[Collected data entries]
::::
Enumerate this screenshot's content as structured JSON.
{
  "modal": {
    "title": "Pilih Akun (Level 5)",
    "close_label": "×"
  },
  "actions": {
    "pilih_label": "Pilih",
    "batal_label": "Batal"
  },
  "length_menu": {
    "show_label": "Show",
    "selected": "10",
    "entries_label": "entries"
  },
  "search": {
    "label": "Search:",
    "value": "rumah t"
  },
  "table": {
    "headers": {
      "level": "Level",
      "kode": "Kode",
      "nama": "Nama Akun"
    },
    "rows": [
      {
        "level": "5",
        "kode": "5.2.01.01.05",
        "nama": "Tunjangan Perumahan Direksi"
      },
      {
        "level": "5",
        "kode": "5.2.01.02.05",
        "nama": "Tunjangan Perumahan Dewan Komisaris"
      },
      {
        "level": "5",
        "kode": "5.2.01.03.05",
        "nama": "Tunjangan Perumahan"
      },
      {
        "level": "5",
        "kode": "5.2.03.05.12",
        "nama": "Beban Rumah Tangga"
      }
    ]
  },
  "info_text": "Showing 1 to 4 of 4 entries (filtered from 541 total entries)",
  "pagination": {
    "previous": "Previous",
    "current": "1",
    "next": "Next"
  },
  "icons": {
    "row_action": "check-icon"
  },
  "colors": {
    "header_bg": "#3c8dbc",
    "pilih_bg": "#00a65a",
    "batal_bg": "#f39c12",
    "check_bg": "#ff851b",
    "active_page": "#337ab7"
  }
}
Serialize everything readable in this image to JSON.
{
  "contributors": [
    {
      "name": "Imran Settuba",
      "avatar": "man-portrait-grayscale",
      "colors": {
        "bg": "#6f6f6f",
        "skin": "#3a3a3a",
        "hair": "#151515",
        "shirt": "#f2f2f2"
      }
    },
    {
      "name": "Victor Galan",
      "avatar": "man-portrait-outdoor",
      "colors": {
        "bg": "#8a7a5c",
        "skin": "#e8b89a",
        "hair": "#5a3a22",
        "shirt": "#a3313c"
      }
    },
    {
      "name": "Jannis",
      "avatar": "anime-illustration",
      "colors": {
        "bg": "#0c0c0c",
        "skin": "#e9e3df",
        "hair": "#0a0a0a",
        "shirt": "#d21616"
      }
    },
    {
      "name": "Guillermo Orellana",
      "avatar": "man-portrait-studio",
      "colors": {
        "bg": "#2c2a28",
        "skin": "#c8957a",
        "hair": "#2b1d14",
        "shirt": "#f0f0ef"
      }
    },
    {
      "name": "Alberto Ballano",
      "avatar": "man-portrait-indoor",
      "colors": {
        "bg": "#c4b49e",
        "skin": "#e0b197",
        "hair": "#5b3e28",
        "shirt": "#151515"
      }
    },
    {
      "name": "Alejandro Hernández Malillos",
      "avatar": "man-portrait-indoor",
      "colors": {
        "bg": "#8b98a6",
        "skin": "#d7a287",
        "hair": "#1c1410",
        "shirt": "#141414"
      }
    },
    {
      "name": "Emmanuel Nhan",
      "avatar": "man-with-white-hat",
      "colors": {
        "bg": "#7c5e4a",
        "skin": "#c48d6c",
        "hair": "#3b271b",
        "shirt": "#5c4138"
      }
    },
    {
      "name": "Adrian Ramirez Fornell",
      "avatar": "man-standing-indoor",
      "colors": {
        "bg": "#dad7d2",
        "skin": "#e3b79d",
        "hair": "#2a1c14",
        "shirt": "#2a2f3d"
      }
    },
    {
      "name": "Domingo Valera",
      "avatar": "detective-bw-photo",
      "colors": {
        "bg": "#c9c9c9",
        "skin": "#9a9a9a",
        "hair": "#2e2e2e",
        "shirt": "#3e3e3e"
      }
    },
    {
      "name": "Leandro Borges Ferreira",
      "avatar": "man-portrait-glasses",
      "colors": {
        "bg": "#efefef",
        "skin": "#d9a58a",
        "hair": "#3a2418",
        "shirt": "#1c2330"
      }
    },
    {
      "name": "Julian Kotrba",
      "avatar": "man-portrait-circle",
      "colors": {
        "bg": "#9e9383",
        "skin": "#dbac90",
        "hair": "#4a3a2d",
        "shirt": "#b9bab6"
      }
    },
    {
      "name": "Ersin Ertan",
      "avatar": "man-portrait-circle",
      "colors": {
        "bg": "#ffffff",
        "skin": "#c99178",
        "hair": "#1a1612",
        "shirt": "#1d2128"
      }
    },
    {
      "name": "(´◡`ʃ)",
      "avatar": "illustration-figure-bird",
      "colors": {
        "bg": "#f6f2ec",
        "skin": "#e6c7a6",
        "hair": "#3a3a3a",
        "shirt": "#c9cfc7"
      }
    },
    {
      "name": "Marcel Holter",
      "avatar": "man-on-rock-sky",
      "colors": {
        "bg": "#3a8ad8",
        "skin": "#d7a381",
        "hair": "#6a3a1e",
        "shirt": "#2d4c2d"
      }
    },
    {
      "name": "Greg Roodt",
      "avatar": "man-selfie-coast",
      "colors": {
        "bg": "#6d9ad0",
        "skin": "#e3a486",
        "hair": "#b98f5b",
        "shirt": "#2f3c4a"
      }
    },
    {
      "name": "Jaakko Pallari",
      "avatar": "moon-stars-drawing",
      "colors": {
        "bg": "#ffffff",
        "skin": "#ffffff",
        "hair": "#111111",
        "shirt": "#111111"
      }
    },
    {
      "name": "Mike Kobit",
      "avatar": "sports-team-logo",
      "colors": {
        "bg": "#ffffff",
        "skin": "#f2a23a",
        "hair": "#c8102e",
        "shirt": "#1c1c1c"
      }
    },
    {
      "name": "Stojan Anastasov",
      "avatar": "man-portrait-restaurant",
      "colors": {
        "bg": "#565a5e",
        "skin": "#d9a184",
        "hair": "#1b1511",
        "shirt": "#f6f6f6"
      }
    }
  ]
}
::::
--- Task to carry out ---
Filter out every line that lacks the word "Akun", and copy the rest.

--- Correct response ---
    "title": "Pilih Akun (Level 5)",
      "nama": "Nama Akun"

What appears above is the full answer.